▸ **Work required**:
Count every line in the data below where "figure" occurs, then state that number and nothing more.

[Raw records]
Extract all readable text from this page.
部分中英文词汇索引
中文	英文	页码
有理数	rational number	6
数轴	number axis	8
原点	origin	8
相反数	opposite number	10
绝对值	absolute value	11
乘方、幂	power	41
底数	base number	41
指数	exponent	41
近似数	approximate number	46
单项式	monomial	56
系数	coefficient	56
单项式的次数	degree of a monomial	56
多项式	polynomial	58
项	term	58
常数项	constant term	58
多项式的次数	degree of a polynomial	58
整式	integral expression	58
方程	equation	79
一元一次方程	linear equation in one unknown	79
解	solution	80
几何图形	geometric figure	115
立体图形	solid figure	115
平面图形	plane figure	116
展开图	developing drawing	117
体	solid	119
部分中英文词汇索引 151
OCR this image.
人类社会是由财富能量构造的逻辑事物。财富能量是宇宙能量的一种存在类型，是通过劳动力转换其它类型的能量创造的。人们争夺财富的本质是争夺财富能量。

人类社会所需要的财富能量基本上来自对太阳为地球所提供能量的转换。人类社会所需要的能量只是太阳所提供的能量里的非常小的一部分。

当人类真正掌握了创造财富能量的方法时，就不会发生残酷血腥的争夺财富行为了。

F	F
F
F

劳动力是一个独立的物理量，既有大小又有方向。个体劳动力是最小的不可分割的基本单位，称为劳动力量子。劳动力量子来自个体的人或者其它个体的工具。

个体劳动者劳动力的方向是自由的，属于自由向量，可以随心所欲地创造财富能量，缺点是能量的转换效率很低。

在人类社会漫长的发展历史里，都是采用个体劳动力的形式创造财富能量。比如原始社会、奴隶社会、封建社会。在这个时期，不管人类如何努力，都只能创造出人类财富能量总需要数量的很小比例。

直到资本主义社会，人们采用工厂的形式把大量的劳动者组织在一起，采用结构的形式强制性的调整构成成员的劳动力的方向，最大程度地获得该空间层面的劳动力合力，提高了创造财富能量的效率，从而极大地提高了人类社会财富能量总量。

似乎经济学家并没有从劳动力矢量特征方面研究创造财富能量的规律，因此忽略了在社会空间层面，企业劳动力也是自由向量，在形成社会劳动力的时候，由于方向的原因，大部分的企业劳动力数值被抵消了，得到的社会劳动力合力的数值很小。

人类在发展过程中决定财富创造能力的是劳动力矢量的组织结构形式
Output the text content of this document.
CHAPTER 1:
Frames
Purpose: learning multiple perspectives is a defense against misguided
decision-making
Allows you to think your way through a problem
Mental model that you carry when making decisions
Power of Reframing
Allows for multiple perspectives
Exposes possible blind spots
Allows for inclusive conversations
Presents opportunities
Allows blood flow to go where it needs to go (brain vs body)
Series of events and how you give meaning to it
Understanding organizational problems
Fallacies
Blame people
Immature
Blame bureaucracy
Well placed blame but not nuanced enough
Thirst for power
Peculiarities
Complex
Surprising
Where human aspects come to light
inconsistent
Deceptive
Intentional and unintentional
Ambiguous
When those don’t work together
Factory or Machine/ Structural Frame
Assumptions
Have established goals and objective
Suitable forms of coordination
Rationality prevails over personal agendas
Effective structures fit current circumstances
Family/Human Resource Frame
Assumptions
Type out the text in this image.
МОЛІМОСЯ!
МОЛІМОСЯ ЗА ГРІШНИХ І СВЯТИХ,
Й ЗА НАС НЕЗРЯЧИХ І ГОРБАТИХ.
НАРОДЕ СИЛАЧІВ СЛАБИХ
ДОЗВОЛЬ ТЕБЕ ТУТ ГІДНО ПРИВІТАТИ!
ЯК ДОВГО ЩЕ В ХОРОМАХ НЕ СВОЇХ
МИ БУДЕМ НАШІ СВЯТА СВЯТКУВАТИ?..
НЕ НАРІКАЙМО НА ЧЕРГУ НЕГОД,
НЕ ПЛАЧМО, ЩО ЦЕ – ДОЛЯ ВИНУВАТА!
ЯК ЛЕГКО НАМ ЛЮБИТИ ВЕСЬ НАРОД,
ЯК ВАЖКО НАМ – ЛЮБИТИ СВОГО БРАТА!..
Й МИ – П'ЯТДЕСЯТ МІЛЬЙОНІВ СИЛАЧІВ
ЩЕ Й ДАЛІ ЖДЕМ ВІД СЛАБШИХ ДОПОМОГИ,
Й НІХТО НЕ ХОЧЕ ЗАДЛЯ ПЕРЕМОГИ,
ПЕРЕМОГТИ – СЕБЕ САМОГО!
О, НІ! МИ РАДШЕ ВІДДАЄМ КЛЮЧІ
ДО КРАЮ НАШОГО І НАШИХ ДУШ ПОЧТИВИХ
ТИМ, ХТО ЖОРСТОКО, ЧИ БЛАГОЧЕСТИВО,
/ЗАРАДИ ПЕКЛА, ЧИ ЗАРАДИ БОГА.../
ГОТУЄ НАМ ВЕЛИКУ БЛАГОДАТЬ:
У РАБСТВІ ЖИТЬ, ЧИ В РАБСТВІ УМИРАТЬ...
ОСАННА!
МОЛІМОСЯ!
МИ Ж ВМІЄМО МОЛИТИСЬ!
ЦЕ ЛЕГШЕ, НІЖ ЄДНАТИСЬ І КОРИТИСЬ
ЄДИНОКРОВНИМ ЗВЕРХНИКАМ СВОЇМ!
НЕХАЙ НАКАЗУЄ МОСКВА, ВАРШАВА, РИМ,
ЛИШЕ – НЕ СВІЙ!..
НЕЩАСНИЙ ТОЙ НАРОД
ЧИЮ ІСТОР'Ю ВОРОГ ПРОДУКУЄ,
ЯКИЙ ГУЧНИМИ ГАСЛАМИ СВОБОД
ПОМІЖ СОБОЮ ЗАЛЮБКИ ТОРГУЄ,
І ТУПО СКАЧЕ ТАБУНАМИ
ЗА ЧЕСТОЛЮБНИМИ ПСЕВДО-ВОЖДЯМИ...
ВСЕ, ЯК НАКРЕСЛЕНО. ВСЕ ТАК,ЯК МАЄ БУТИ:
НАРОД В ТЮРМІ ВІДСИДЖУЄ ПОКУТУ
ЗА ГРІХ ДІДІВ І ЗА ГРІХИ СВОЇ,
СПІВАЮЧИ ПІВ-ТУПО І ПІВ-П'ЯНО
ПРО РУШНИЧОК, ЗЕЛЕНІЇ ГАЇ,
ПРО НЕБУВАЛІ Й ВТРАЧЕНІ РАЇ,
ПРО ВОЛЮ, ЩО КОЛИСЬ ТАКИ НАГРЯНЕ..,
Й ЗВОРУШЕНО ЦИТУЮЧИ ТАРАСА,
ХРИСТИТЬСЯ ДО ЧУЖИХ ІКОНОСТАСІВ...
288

▸ **Result for this exercise**:
3